Without altering anything, repeat each of the records.

(Items from a data source)
....

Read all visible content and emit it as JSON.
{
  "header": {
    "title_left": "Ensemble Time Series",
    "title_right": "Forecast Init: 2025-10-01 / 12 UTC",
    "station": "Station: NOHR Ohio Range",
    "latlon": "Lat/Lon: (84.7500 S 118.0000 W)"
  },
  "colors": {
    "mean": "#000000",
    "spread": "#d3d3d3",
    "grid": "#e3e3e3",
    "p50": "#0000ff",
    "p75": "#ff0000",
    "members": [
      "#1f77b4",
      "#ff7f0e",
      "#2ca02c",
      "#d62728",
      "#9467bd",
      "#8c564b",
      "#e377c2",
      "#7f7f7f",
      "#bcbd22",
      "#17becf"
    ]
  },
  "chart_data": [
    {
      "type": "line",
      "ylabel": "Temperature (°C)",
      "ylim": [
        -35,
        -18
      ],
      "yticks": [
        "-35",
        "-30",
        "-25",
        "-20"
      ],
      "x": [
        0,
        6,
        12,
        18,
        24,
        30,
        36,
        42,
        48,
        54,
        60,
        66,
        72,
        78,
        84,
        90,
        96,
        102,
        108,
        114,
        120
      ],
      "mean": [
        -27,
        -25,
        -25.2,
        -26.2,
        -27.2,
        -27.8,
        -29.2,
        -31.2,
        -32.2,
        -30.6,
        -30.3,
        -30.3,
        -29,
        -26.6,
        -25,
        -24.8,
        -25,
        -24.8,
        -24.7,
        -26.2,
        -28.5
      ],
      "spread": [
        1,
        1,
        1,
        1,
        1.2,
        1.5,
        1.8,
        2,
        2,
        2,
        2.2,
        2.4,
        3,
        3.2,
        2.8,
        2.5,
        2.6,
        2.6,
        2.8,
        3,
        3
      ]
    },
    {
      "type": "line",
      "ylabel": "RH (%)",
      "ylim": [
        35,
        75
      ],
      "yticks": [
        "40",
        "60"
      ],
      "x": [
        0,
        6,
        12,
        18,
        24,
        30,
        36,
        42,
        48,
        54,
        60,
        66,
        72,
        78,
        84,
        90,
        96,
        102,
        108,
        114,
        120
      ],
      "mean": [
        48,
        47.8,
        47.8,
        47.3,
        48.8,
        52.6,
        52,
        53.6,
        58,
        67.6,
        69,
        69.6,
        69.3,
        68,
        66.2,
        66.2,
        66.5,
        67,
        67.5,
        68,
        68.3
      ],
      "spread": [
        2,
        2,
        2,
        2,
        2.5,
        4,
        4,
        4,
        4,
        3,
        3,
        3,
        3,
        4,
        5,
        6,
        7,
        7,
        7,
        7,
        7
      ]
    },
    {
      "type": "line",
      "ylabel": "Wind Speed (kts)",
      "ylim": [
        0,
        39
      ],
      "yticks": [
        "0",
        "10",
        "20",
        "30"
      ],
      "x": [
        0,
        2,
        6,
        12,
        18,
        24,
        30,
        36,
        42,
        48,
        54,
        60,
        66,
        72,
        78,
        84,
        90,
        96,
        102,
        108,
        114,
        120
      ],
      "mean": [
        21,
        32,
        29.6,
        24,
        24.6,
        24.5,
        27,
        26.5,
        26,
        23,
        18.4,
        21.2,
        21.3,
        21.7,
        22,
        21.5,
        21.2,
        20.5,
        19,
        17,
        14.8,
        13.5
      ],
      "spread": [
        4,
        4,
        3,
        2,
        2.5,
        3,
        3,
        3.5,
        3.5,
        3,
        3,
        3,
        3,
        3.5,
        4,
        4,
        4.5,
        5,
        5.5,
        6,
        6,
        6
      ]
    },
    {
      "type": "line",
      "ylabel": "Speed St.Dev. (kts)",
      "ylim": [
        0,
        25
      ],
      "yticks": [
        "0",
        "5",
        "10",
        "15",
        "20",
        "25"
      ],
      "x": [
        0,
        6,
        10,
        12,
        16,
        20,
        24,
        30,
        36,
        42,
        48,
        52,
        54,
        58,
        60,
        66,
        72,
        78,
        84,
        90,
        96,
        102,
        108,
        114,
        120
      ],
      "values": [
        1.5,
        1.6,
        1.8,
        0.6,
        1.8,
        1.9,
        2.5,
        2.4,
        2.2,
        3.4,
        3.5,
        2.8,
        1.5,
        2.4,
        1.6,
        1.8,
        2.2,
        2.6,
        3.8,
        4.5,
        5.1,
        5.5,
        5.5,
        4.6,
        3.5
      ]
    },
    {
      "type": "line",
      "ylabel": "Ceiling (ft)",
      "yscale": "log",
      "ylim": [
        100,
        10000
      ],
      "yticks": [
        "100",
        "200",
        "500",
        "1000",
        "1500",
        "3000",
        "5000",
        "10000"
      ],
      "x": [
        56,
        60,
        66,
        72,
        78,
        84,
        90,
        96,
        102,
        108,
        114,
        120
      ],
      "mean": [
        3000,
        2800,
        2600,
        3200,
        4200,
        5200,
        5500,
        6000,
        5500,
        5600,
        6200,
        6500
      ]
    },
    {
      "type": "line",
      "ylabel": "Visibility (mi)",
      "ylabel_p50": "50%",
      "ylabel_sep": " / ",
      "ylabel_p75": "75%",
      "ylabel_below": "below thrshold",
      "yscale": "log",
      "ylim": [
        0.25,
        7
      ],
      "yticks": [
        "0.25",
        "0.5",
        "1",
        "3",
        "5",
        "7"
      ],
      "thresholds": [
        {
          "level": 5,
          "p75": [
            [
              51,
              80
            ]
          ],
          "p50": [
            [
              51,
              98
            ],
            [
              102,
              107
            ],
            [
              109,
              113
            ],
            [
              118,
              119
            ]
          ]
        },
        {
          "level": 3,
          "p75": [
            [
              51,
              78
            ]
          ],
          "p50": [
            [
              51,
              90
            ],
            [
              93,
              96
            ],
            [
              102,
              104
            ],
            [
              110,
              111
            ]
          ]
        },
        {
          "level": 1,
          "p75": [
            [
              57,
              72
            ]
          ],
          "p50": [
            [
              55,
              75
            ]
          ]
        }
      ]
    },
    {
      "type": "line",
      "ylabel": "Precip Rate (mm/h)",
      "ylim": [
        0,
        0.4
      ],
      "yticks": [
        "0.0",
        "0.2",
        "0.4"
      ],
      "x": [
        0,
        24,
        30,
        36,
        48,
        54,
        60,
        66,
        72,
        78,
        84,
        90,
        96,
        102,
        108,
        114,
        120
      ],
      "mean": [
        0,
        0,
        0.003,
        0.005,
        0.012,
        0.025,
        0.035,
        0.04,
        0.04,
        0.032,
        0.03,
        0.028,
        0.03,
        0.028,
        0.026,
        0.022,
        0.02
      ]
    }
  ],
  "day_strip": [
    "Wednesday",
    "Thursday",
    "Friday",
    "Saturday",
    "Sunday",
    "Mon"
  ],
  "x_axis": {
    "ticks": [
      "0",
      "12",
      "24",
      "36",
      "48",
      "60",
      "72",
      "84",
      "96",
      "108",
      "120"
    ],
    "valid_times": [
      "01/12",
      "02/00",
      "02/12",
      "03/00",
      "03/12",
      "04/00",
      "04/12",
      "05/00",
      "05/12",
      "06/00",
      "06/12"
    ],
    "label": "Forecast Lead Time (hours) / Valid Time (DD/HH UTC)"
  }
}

....

**Solved problem:**
Read all visible content and emit it as JSON.
{
  "header": {
    "title_left": "Ensemble Time Series",
    "title_right": "Forecast Init: 2025-10-01 / 12 UTC",
    "station": "Station: NOHR Ohio Range",
    "latlon": "Lat/Lon: (84.7500 S 118.0000 W)"
  },
  "colors": {
    "mean": "#000000",
    "spread": "#d3d3d3",
    "grid": "#e3e3e3",
    "p50": "#0000ff",
    "p75": "#ff0000",
    "members": [
      "#1f77b4",
      "#ff7f0e",
      "#2ca02c",
      "#d62728",
      "#9467bd",
      "#8c564b",
      "#e377c2",
      "#7f7f7f",
      "#bcbd22",
      "#17becf"
    ]
  },
  "chart_data": [
    {
      "type": "line",
      "ylabel": "Temperature (°C)",
      "ylim": [
        -35,
        -18
      ],
      "yticks": [
        "-35",
        "-30",
        "-25",
        "-20"
      ],
      "x": [
        0,
        6,
        12,
        18,
        24,
        30,
        36,
        42,
        48,
        54,
        60,
        66,
        72,
        78,
        84,
        90,
        96,
        102,
        108,
        114,
        120
      ],
      "mean": [
        -27,
        -25,
        -25.2,
        -26.2,
        -27.2,
        -27.8,
        -29.2,
        -31.2,
        -32.2,
        -30.6,
        -30.3,
        -30.3,
        -29,
        -26.6,
        -25,
        -24.8,
        -25,
        -24.8,
        -24.7,
        -26.2,
        -28.5
      ],
      "spread": [
        1,
        1,
        1,
        1,
        1.2,
        1.5,
        1.8,
        2,
        2,
        2,
        2.2,
        2.4,
        3,
        3.2,
        2.8,
        2.5,
        2.6,
        2.6,
        2.8,
        3,
        3
      ]
    },
    {
      "type": "line",
      "ylabel": "RH (%)",
      "ylim": [
        35,
        75
      ],
      "yticks": [
        "40",
        "60"
      ],
      "x": [
        0,
        6,
        12,
        18,
        24,
        30,
        36,
        42,
        48,
        54,
        60,
        66,
        72,
        78,
        84,
        90,
        96,
        102,
        108,
        114,
        120
      ],
      "mean": [
        48,
        47.8,
        47.8,
        47.3,
        48.8,
        52.6,
        52,
        53.6,
        58,
        67.6,
        69,
        69.6,
        69.3,
        68,
        66.2,
        66.2,
        66.5,
        67,
        67.5,
        68,
        68.3
      ],
      "spread": [
        2,
        2,
        2,
        2,
        2.5,
        4,
        4,
        4,
        4,
        3,
        3,
        3,
        3,
        4,
        5,
        6,
        7,
        7,
        7,
        7,
        7
      ]
    },
    {
      "type": "line",
      "ylabel": "Wind Speed (kts)",
      "ylim": [
        0,
        39
      ],
      "yticks": [
        "0",
        "10",
        "20",
        "30"
      ],
      "x": [
        0,
        2,
        6,
        12,
        18,
        24,
        30,
        36,
        42,
        48,
        54,
        60,
        66,
        72,
        78,
        84,
        90,
        96,
        102,
        108,
        114,
        120
      ],
      "mean": [
        21,
        32,
        29.6,
        24,
        24.6,
        24.5,
        27,
        26.5,
        26,
        23,
        18.4,
        21.2,
        21.3,
        21.7,
        22,
        21.5,
        21.2,
        20.5,
        19,
        17,
        14.8,
        13.5
      ],
      "spread": [
        4,
        4,
        3,
        2,
        2.5,
        3,
        3,
        3.5,
        3.5,
        3,
        3,
        3,
        3,
        3.5,
        4,
        4,
        4.5,
        5,
        5.5,
        6,
        6,
        6
      ]
    },
    {
      "type": "line",
      "ylabel": "Speed St.Dev. (kts)",
      "ylim": [
        0,
        25
      ],
      "yticks": [
        "0",
        "5",
        "10",
        "15",
        "20",
        "25"
      ],
      "x": [
        0,
        6,
        10,
        12,
        16,
        20,
        24,
        30,
        36,
        42,
        48,
        52,
        54,
        58,
        60,
        66,
        72,
        78,
        84,
        90,
        96,
        102,
        108,
        114,
        120
      ],
      "values": [
        1.5,
        1.6,
        1.8,
        0.6,
        1.8,
        1.9,
        2.5,
        2.4,
        2.2,
        3.4,
        3.5,
        2.8,
        1.5,
        2.4,
        1.6,
        1.8,
        2.2,
        2.6,
        3.8,
        4.5,
        5.1,
        5.5,
        5.5,
        4.6,
        3.5
      ]
    },
    {
      "type": "line",
      "ylabel": "Ceiling (ft)",
      "yscale": "log",
      "ylim": [
        100,
        10000
      ],
      "yticks": [
        "100",
        "200",
        "500",
        "1000",
        "1500",
        "3000",
        "5000",
        "10000"
      ],
      "x": [
        56,
        60,
        66,
        72,
        78,
        84,
        90,
        96,
        102,
        108,
        114,
        120
      ],
      "mean": [
        3000,
        2800,
        2600,
        3200,
        4200,
        5200,
        5500,
        6000,
        5500,
        5600,
        6200,
        6500
      ]
    },
    {
      "type": "line",
      "ylabel": "Visibility (mi)",
      "ylabel_p50": "50%",
      "ylabel_sep": " / ",
      "ylabel_p75": "75%",
      "ylabel_below": "below thrshold",
      "yscale": "log",
      "ylim": [
        0.25,
        7
      ],
      "yticks": [
        "0.25",
        "0.5",
        "1",
        "3",
        "5",
        "7"
      ],
      "thresholds": [
        {
          "level": 5,
          "p75": [
            [
              51,
              80
            ]
          ],
          "p50": [
            [
              51,
              98
            ],
            [
              102,
              107
            ],
            [
              109,
              113
            ],
            [
              118,
              119
            ]
          ]
        },
        {
          "level": 3,
          "p75": [
            [
              51,
              78
            ]
          ],
          "p50": [
            [
              51,
              90
            ],
            [
              93,
              96
            ],
            [
              102,
              104
            ],
            [
              110,
              111
            ]
          ]
        },
        {
          "level": 1,
          "p75": [
            [
              57,
              72
            ]
          ],
          "p50": [
            [
              55,
              75
            ]
          ]
        }
      ]
    },
    {
      "type": "line",
      "ylabel": "Precip Rate (mm/h)",
      "ylim": [
        0,
        0.4
      ],
      "yticks": [
        "0.0",
        "0.2",
        "0.4"
      ],
      "x": [
        0,
        24,
        30,
        36,
        48,
        54,
        60,
        66,
        72,
        78,
        84,
        90,
        96,
        102,
        108,
        114,
        120
      ],
      "mean": [
        0,
        0,
        0.003,
        0.005,
        0.012,
        0.025,
        0.035,
        0.04,
        0.04,
        0.032,
        0.03,
        0.028,
        0.03,
        0.028,
        0.026,
        0.022,
        0.02
      ]
    }
  ],
  "day_strip": [
    "Wednesday",
    "Thursday",
    "Friday",
    "Saturday",
    "Sunday",
    "Mon"
  ],
  "x_axis": {
    "ticks": [
      "0",
      "12",
      "24",
      "36",
      "48",
      "60",
      "72",
      "84",
      "96",
      "108",
      "120"
    ],
    "valid_times": [
      "01/12",
      "02/00",
      "02/12",
      "03/00",
      "03/12",
      "04/00",
      "04/12",
      "05/00",
      "05/12",
      "06/00",
      "06/12"
    ],
    "label": "Forecast Lead Time (hours) / Valid Time (DD/HH UTC)"
  }
}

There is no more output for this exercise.